Problem requirements: Extract each line from the entries below that has the string "name" in it.

[Dataset entries]
>> START
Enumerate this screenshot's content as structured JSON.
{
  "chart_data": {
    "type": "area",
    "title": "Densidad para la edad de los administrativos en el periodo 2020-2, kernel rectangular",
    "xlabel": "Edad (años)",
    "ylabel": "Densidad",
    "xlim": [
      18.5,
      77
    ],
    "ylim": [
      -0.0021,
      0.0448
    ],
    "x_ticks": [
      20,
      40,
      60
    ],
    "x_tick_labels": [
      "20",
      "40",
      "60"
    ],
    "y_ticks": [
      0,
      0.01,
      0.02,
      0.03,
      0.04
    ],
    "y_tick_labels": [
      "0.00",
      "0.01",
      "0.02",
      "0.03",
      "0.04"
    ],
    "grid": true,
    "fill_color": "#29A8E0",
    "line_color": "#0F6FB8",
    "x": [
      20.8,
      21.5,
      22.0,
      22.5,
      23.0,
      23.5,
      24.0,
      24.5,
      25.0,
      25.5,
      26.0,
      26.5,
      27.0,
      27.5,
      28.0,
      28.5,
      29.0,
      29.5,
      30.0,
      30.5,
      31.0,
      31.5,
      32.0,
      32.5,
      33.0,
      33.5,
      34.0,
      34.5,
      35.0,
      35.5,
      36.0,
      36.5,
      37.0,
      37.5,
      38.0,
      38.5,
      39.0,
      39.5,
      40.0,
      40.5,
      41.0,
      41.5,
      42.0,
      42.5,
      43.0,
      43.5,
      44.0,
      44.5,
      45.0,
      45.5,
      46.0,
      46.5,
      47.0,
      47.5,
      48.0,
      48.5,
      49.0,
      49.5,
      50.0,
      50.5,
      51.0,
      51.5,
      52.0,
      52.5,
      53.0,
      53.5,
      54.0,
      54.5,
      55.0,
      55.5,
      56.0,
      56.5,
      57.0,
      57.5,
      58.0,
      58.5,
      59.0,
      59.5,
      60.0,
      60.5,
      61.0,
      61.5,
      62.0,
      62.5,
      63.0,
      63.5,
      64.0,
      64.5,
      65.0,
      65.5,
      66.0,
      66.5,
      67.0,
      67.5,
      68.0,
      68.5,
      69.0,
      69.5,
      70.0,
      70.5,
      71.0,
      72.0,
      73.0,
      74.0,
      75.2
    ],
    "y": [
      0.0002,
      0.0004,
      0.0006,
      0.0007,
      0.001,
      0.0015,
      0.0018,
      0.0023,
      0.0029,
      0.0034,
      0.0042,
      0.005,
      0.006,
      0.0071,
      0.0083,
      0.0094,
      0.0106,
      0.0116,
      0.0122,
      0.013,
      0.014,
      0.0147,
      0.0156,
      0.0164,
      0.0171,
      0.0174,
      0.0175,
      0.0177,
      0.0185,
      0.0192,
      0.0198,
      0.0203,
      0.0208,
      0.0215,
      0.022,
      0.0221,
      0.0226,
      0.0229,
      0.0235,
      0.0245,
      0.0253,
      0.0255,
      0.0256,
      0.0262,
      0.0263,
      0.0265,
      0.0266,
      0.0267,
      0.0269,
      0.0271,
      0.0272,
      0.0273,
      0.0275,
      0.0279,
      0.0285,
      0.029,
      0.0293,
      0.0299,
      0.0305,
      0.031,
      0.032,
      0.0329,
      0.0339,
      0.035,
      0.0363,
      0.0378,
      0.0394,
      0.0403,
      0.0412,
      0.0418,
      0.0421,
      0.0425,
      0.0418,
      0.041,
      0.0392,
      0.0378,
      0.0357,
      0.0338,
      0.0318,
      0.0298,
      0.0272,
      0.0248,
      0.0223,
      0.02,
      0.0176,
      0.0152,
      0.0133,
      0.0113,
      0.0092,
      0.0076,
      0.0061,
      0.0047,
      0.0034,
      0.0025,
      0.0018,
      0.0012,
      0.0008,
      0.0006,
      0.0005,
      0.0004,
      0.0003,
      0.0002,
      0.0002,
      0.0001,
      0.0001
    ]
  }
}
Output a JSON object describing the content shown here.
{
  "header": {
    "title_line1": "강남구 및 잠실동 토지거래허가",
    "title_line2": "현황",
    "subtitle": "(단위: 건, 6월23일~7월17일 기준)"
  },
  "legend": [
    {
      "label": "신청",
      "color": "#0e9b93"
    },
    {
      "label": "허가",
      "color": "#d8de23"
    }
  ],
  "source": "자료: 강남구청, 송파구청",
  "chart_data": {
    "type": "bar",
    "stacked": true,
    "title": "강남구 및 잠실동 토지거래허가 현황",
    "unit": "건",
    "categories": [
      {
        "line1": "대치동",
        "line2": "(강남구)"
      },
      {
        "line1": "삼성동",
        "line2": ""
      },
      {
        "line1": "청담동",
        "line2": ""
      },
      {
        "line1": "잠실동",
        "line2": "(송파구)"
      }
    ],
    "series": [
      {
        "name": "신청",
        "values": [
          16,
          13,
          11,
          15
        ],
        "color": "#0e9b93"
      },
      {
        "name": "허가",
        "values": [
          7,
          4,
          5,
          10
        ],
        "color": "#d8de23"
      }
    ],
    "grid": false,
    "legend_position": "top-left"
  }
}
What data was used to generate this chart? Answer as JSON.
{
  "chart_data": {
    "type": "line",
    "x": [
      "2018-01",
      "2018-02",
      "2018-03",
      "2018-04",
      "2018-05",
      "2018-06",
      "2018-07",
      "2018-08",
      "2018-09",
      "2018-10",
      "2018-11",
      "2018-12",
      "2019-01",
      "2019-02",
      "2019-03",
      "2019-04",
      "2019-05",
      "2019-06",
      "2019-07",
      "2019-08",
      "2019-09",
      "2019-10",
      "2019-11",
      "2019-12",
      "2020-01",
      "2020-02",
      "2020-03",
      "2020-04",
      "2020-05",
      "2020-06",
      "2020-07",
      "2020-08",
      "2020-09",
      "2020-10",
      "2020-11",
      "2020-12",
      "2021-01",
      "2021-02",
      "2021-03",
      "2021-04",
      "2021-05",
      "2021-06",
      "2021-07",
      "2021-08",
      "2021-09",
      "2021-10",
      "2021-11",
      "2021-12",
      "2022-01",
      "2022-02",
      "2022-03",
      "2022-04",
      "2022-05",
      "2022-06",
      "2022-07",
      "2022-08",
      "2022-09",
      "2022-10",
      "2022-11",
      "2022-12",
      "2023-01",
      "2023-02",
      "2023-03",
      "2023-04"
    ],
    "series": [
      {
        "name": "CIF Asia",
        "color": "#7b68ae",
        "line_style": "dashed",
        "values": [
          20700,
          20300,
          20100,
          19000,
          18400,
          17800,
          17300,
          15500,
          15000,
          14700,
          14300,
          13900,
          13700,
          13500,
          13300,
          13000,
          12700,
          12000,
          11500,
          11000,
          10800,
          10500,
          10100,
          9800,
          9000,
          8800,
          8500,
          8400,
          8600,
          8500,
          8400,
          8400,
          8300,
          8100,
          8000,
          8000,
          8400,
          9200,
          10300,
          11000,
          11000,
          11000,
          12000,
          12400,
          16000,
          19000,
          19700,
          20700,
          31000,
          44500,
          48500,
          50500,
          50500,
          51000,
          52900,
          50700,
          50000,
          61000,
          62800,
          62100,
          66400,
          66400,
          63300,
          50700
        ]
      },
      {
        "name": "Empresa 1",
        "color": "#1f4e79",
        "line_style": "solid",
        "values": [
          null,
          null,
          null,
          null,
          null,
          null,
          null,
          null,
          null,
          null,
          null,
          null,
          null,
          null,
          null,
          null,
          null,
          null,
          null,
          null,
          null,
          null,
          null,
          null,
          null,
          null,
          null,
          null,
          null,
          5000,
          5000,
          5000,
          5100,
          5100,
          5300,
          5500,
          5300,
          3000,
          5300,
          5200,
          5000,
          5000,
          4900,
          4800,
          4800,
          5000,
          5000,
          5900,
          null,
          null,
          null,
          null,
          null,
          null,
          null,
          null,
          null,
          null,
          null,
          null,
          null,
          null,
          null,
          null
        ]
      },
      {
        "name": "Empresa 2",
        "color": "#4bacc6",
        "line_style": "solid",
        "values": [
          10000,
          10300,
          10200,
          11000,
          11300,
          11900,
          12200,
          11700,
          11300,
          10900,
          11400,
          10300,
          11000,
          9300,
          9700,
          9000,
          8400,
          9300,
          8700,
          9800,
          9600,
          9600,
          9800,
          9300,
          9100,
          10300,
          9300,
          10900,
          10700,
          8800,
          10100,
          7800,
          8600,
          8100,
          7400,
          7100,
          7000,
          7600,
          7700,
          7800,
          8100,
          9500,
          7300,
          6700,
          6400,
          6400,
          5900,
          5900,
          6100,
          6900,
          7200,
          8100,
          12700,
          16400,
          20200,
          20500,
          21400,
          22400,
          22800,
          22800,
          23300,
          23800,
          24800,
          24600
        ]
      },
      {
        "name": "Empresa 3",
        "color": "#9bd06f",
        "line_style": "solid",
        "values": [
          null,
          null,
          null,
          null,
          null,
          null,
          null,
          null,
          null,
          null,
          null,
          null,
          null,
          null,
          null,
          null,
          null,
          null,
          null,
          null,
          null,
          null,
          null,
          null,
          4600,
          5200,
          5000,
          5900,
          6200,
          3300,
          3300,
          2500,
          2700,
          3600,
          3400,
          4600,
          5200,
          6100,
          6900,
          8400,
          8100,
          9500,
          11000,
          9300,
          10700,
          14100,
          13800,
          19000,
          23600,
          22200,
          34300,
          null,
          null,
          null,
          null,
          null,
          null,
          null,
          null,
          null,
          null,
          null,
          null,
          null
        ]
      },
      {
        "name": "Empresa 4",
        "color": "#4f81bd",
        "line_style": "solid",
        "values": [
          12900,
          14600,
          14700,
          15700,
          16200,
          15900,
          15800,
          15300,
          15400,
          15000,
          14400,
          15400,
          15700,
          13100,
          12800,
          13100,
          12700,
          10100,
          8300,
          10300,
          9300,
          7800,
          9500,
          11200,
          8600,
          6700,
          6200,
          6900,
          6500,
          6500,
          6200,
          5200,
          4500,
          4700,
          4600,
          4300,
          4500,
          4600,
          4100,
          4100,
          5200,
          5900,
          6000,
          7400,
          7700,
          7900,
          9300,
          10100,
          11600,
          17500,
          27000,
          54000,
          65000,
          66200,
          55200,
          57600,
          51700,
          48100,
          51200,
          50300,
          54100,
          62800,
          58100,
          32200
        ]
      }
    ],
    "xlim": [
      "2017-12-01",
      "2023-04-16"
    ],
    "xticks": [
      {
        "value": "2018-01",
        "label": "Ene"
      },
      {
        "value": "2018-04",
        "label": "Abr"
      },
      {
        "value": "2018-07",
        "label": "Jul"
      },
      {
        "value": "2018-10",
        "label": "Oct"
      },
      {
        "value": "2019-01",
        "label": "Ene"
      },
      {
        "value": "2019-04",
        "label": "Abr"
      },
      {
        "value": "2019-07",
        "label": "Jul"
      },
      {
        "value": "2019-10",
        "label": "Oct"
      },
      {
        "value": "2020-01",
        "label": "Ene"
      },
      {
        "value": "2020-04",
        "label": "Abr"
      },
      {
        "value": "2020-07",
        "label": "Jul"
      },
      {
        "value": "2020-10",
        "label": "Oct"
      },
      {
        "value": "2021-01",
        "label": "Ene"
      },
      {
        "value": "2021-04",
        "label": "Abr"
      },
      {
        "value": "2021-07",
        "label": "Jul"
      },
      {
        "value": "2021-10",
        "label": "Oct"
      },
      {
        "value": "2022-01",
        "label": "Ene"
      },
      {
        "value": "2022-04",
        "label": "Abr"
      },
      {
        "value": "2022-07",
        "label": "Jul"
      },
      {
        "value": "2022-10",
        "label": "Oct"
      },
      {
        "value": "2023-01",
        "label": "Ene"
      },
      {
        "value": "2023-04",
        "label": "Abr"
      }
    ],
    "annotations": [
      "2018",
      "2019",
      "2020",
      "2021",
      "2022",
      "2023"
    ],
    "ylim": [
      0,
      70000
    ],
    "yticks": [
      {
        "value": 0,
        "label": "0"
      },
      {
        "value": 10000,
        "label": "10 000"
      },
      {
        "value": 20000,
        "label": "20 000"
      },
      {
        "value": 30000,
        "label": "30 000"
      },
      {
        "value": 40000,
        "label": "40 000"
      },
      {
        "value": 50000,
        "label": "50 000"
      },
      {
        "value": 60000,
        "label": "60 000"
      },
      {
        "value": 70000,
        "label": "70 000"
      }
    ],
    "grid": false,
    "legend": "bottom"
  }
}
>> END
Problem solution:
        "name": "신청",
        "name": "허가",
        "name": "CIF Asia",
        "name": "Empresa 1",
        "name": "Empresa 2",
        "name": "Empresa 3",
        "name": "Empresa 4",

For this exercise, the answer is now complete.